* Dokumen:
━━━━━━━━━━
2. Inflasi Desakan Biaya.
Inflasi desakan biaya terjadi dalam masa perekonomian berkembang dengan pesat ketika tingkat pengangguran adalah sangat rendah.
(Sadono Sukirno, 2004; 334)
.png)
Gambar Inflasi Desakan Biaya
Kurva AS1, AS2 dan AS3 merupakan kurva penawaran agregat, sedangkan
kurva AD adlah permintaan agregat. Andaikan pada mulanya kurva penawaran
agregat adalah AS1. Dengan demikian pada mulanya keseimbangan ekonomi
negara tercapai pada pendapatan nasional Y1, yaitu pendapatan nasional
pada kesempatan kerja penuh, dan tingkat harga adalah pada P1. Pada
tingkat kesempatan kerja yang tinggi perusahaan-perusahaan sangat
memerlukan tenaga kerja. Keadaan ini cenderung mengakibatkan kenaikan
upah dan gaji karena :
1. Perusahaan akan berusaha mencegah perpindahan tenaga kerja dengan menaikkan upah dan gaji.
━━━━━━━━━━
* Perintah 1:
Tulis ulang baris-baris data dari baris pertama hingga baris yang memuat "- content-scroll[interactable]: AUTHMSG". Ganti "Please use the code" dengan "Enter the code" tanpa mengubah bagian lainnya.

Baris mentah
━━━━━━━━━━
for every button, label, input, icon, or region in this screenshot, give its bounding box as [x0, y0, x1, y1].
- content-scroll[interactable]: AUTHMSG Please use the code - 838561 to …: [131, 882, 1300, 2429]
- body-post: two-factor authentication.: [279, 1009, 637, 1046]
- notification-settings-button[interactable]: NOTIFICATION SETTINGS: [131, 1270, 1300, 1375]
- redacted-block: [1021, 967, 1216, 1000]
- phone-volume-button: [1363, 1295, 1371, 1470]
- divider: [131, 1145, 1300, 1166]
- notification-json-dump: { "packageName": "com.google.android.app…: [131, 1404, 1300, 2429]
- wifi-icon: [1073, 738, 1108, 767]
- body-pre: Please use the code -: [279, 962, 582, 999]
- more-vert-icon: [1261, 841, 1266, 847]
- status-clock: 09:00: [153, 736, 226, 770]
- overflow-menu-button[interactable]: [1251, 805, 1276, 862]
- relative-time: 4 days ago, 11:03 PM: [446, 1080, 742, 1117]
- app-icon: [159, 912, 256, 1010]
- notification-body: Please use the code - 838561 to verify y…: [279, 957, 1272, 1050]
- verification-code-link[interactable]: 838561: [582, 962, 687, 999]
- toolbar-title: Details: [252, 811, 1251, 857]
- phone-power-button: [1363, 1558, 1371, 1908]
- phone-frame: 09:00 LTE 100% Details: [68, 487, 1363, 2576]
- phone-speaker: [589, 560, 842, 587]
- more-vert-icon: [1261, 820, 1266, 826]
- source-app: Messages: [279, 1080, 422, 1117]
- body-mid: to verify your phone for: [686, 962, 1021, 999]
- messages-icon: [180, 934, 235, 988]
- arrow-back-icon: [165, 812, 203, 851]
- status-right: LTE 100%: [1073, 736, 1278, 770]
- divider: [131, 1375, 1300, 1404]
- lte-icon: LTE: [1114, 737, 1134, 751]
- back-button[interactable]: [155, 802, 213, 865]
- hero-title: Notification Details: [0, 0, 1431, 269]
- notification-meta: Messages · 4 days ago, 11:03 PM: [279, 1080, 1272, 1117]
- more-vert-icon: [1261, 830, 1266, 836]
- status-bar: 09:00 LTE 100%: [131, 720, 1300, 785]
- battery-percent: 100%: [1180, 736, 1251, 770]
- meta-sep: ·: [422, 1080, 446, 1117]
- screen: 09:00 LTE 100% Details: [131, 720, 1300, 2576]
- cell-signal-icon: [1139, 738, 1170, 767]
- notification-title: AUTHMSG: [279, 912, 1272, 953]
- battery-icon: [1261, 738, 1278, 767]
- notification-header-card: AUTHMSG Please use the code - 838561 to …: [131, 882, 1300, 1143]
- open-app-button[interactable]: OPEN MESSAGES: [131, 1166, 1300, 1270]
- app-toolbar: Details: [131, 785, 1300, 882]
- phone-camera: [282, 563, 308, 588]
━━━━━━━━━━
* Perintah 2:
Menurut dokumen tentang inflasi desakan biaya, kapan inflasi desakan biaya terjadi?

* Hasil Lengkap 1:
for every button, label, input, icon, or region in this screenshot, give its bounding box as [x0, y0, x1, y1].
- content-scroll[interactable]: AUTHMSG Enter the code - 838561 to …: [131, 882, 1300, 2429]

* Hasil Lengkap 2:
Inflasi desakan biaya terjadi dalam masa perekonomian berkembang dengan pesat ketika tingkat pengangguran sangat rendah.